>> BEGIN Input material

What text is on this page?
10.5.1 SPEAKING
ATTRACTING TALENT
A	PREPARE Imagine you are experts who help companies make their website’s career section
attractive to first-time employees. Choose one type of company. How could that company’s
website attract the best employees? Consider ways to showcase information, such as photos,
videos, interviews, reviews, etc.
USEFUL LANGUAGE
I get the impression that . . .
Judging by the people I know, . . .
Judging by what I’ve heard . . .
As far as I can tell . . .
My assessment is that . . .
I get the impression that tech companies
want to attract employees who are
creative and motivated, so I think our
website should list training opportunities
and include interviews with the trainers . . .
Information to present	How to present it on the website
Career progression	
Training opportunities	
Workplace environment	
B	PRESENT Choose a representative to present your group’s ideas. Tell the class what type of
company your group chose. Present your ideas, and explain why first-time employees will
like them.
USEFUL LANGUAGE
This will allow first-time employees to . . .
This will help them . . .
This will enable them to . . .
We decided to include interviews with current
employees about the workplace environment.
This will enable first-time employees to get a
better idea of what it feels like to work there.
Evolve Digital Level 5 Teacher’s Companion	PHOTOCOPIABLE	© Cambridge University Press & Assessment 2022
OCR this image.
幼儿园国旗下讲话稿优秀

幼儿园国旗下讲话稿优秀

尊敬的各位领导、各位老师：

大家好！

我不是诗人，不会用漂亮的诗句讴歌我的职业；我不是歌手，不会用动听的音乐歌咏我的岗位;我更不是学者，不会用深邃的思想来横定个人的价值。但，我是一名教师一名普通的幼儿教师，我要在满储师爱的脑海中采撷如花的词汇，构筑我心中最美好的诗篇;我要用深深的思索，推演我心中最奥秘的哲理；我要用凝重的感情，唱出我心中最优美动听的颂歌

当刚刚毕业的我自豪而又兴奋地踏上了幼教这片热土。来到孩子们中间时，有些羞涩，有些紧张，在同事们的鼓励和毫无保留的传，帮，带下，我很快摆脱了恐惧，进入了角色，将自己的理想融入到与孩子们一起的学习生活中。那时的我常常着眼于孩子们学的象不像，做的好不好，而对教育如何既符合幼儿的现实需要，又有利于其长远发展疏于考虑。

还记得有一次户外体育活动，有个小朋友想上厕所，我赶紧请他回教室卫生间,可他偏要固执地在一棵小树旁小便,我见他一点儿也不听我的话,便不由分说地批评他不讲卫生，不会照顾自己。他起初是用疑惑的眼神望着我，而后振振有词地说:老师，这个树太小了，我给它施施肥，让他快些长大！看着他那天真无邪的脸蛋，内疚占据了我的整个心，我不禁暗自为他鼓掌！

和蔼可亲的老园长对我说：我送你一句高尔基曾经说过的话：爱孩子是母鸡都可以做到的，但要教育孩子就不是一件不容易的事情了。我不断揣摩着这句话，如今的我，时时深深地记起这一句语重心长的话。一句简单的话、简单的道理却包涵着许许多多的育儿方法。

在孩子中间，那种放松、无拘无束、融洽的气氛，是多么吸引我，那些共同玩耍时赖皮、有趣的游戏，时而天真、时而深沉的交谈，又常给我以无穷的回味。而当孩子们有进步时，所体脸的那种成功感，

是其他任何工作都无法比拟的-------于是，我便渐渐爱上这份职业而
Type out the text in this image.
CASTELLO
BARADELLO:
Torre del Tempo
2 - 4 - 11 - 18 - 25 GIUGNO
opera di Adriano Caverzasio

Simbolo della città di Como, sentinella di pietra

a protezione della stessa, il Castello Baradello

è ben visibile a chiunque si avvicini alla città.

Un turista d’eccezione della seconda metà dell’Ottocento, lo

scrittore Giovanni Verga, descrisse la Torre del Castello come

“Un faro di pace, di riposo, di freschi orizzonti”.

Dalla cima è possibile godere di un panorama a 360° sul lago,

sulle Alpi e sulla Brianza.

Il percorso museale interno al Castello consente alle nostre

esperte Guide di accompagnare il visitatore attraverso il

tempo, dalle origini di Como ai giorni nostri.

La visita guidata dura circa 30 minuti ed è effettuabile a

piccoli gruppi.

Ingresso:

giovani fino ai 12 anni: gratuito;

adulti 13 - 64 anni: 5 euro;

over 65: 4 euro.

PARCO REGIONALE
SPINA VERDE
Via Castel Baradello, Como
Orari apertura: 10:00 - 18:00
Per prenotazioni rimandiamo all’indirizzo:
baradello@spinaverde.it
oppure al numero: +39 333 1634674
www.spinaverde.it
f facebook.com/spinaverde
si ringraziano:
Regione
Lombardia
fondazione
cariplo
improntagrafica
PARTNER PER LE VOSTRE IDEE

>> END Input material

* What to do *
Identify and copy all lines with the word "Choose".

* Exercise result *
attractive to first-time employees. Choose one type of company. How could that company’s
B	PRESENT Choose a representative to present your group’s ideas. Tell the class what type of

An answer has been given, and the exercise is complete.